- **YOUR GOAL**:
It is required that all of the data be written out exactly.

......

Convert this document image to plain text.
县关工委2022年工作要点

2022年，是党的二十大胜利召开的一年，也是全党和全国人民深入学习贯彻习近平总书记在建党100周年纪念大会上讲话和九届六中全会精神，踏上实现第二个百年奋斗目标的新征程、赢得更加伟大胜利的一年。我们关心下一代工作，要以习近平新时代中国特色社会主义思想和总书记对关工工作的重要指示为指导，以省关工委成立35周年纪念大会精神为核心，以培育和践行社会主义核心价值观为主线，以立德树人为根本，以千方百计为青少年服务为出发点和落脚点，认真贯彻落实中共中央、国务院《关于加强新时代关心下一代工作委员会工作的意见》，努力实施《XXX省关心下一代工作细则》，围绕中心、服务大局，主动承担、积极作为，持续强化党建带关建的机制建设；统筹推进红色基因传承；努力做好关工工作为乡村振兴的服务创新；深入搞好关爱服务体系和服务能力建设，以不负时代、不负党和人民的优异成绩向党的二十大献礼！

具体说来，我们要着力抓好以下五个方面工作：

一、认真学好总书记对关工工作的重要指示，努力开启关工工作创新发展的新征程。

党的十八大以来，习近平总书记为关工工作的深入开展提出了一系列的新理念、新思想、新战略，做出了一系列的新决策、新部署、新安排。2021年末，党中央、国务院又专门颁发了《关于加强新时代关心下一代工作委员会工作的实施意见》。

......

- **SOLVED EXERCISE**:
Convert this document image to plain text.
县关工委2022年工作要点

2022年，是党的二十大胜利召开的一年，也是全党和全国人民深入学习贯彻习近平总书记在建党100周年纪念大会上讲话和九届六中全会精神，踏上实现第二个百年奋斗目标的新征程、赢得更加伟大胜利的一年。我们关心下一代工作，要以习近平新时代中国特色社会主义思想和总书记对关工工作的重要指示为指导，以省关工委成立35周年纪念大会精神为核心，以培育和践行社会主义核心价值观为主线，以立德树人为根本，以千方百计为青少年服务为出发点和落脚点，认真贯彻落实中共中央、国务院《关于加强新时代关心下一代工作委员会工作的意见》，努力实施《XXX省关心下一代工作细则》，围绕中心、服务大局，主动承担、积极作为，持续强化党建带关建的机制建设；统筹推进红色基因传承；努力做好关工工作为乡村振兴的服务创新；深入搞好关爱服务体系和服务能力建设，以不负时代、不负党和人民的优异成绩向党的二十大献礼！

具体说来，我们要着力抓好以下五个方面工作：

一、认真学好总书记对关工工作的重要指示，努力开启关工工作创新发展的新征程。

党的十八大以来，习近平总书记为关工工作的深入开展提出了一系列的新理念、新思想、新战略，做出了一系列的新决策、新部署、新安排。2021年末，党中央、国务院又专门颁发了《关于加强新时代关心下一代工作委员会工作的实施意见》。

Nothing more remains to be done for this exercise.